- Prompt -
The exercise asks you to copy every line below in which "Climate" appears.

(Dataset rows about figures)
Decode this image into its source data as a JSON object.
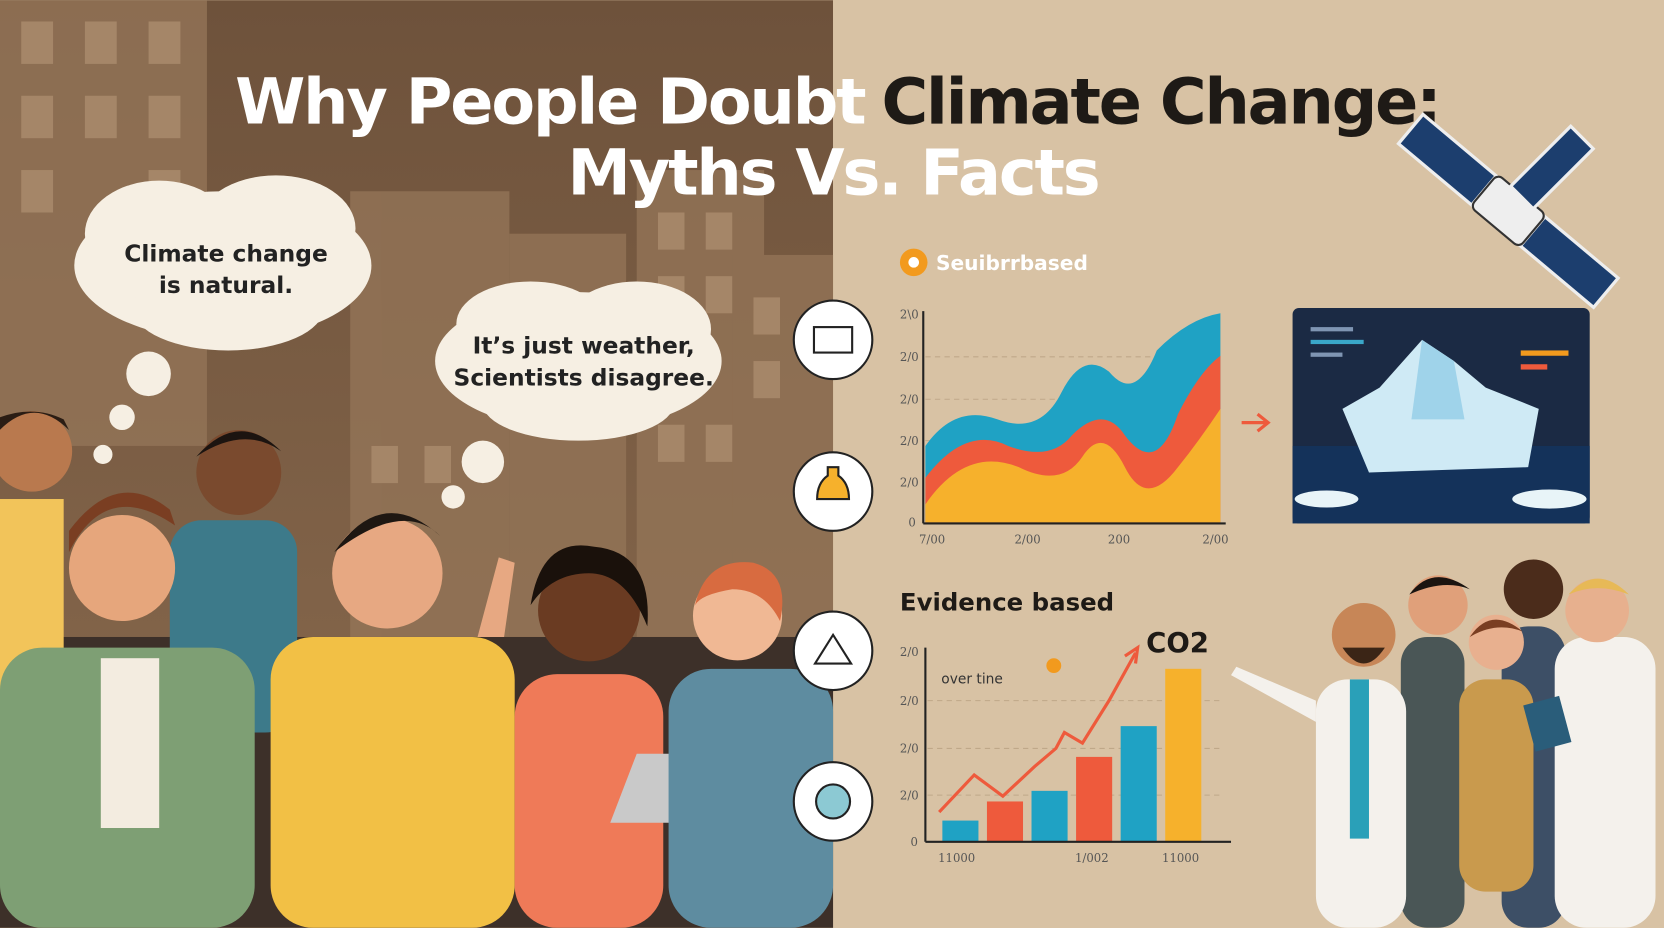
{
  "title": {
    "white": "Why People Doubt",
    "dark": "Climate Change:",
    "line2": "Myths Vs. Facts"
  },
  "thoughts": [
    {
      "lines": [
        "Climate change",
        "is natural."
      ]
    },
    {
      "lines": [
        "It’s just weather,",
        "Scientists disagree."
      ]
    }
  ],
  "upper_panel": {
    "badge": "Seuibrrbased",
    "y_labels": [
      "2\\0",
      "2/0",
      "2/0",
      "2/0",
      "2/0",
      "0"
    ],
    "x_labels": [
      "7/00",
      "2/00",
      "200",
      "2/00"
    ]
  },
  "lower_panel": {
    "heading": "Evidence based",
    "series_label": "CO2",
    "note": "over tine",
    "y_labels": [
      "2/0",
      "2/0",
      "2/0",
      "2/0",
      "0"
    ],
    "x_labels": [
      "11000",
      "1/002",
      "11000"
    ]
  }
}
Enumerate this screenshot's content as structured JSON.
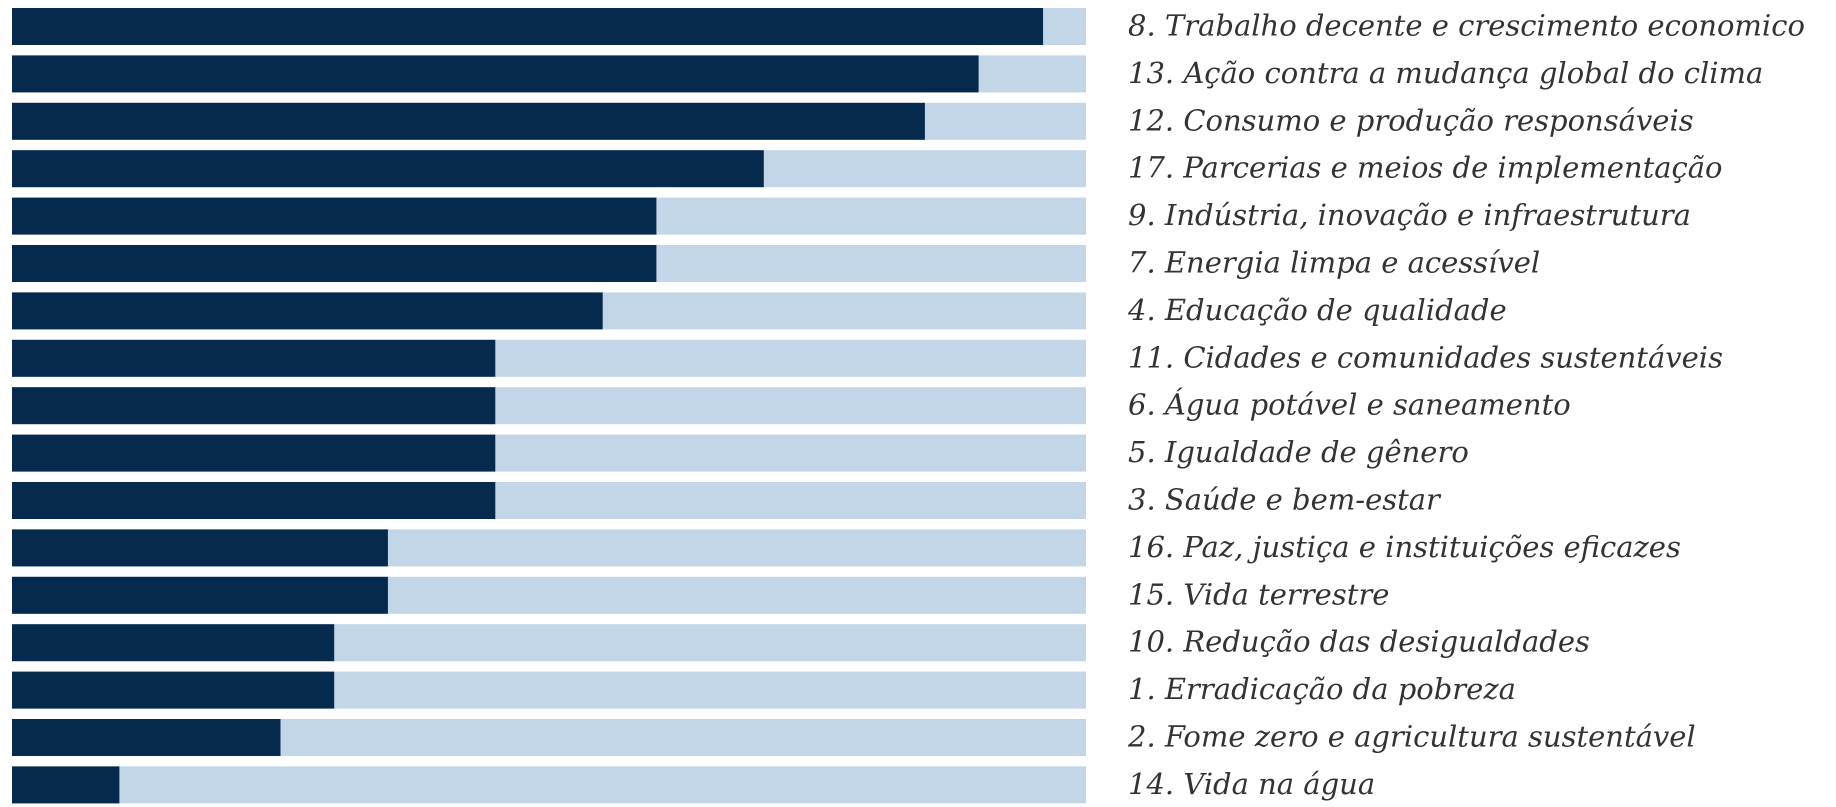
{
  "chart_data": {
    "type": "bar",
    "orientation": "horizontal",
    "categories": [
      "8. Trabalho decente e crescimento economico",
      "13. Ação contra a mudança global do clima",
      "12. Consumo e produção responsáveis",
      "17. Parcerias e meios de implementação",
      "9. Indústria, inovação e infraestrutura",
      "7. Energia limpa e acessível",
      "4. Educação de qualidade",
      "11. Cidades e comunidades sustentáveis",
      "6. Água potável e saneamento",
      "5. Igualdade de gênero",
      "3. Saúde e bem-estar",
      "16. Paz, justiça e instituições eficazes",
      "15. Vida terrestre",
      "10. Redução das desigualdades",
      "1. Erradicação da pobreza",
      "2. Fome zero e agricultura sustentável",
      "14. Vida na água"
    ],
    "values": [
      96,
      90,
      85,
      70,
      60,
      60,
      55,
      45,
      45,
      45,
      45,
      35,
      35,
      30,
      30,
      25,
      10
    ],
    "color": "#062a4d",
    "track_color": "#c2d6e8",
    "xlim": [
      0,
      100
    ]
  }
}
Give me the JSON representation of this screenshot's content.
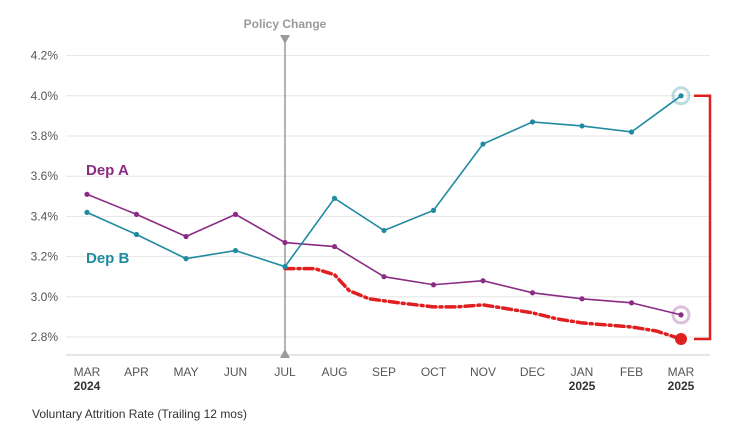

- Written answer -
    "dark": "Climate Change:",
        "Climate change",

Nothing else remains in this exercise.